▶ **Stated task**:
Return only this: the line with "Transcribe this image's" and all the lines that follow it below, through the final one, exactly as they are.

▶ **Supplied information**:

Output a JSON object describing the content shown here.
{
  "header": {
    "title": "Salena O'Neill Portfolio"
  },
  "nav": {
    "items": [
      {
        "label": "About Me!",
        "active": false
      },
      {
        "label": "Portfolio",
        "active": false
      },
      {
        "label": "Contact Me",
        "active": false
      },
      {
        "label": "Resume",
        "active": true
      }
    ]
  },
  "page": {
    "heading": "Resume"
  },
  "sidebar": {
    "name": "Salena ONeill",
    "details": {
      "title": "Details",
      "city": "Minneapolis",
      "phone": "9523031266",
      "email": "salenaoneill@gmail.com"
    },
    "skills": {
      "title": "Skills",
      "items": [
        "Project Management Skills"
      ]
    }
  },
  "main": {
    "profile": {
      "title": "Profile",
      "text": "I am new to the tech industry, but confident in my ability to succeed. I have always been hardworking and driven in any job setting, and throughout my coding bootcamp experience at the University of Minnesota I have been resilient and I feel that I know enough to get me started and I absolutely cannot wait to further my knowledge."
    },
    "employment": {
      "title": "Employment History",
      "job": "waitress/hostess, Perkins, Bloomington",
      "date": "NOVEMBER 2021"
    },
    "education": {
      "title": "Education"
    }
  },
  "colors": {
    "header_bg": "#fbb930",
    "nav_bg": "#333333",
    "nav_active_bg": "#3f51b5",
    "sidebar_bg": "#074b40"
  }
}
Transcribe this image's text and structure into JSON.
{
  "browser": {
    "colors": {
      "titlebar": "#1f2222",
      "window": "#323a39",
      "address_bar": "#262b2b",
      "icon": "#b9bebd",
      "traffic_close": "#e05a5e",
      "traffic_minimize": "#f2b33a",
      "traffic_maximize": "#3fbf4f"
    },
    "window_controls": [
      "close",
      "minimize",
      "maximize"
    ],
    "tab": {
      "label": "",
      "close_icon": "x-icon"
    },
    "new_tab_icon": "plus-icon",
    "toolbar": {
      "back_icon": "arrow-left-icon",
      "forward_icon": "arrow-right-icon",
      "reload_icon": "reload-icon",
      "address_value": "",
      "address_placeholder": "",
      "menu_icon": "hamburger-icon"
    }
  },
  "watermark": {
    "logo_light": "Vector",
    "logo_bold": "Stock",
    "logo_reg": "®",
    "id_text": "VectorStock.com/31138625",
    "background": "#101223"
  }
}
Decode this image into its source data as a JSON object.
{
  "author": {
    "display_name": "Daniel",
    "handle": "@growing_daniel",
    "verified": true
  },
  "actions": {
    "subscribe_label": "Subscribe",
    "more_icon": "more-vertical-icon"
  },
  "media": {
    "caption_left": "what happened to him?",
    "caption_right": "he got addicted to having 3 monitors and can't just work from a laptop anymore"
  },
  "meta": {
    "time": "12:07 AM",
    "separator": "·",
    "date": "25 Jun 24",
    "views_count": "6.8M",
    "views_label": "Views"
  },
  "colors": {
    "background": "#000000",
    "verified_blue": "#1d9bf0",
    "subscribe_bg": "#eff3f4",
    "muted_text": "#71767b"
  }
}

▶ **Task answer**:
Transcribe this image's text and structure into JSON.
{
  "browser": {
    "colors": {
      "titlebar": "#1f2222",
      "window": "#323a39",
      "address_bar": "#262b2b",
      "icon": "#b9bebd",
      "traffic_close": "#e05a5e",
      "traffic_minimize": "#f2b33a",
      "traffic_maximize": "#3fbf4f"
    },
    "window_controls": [
      "close",
      "minimize",
      "maximize"
    ],
    "tab": {
      "label": "",
      "close_icon": "x-icon"
    },
    "new_tab_icon": "plus-icon",
    "toolbar": {
      "back_icon": "arrow-left-icon",
      "forward_icon": "arrow-right-icon",
      "reload_icon": "reload-icon",
      "address_value": "",
      "address_placeholder": "",
      "menu_icon": "hamburger-icon"
    }
  },
  "watermark": {
    "logo_light": "Vector",
    "logo_bold": "Stock",
    "logo_reg": "®",
    "id_text": "VectorStock.com/31138625",
    "background": "#101223"
  }
}
Decode this image into its source data as a JSON object.
{
  "author": {
    "display_name": "Daniel",
    "handle": "@growing_daniel",
    "verified": true
  },
  "actions": {
    "subscribe_label": "Subscribe",
    "more_icon": "more-vertical-icon"
  },
  "media": {
    "caption_left": "what happened to him?",
    "caption_right": "he got addicted to having 3 monitors and can't just work from a laptop anymore"
  },
  "meta": {
    "time": "12:07 AM",
    "separator": "·",
    "date": "25 Jun 24",
    "views_count": "6.8M",
    "views_label": "Views"
  },
  "colors": {
    "background": "#000000",
    "verified_blue": "#1d9bf0",
    "subscribe_bg": "#eff3f4",
    "muted_text": "#71767b"
  }
}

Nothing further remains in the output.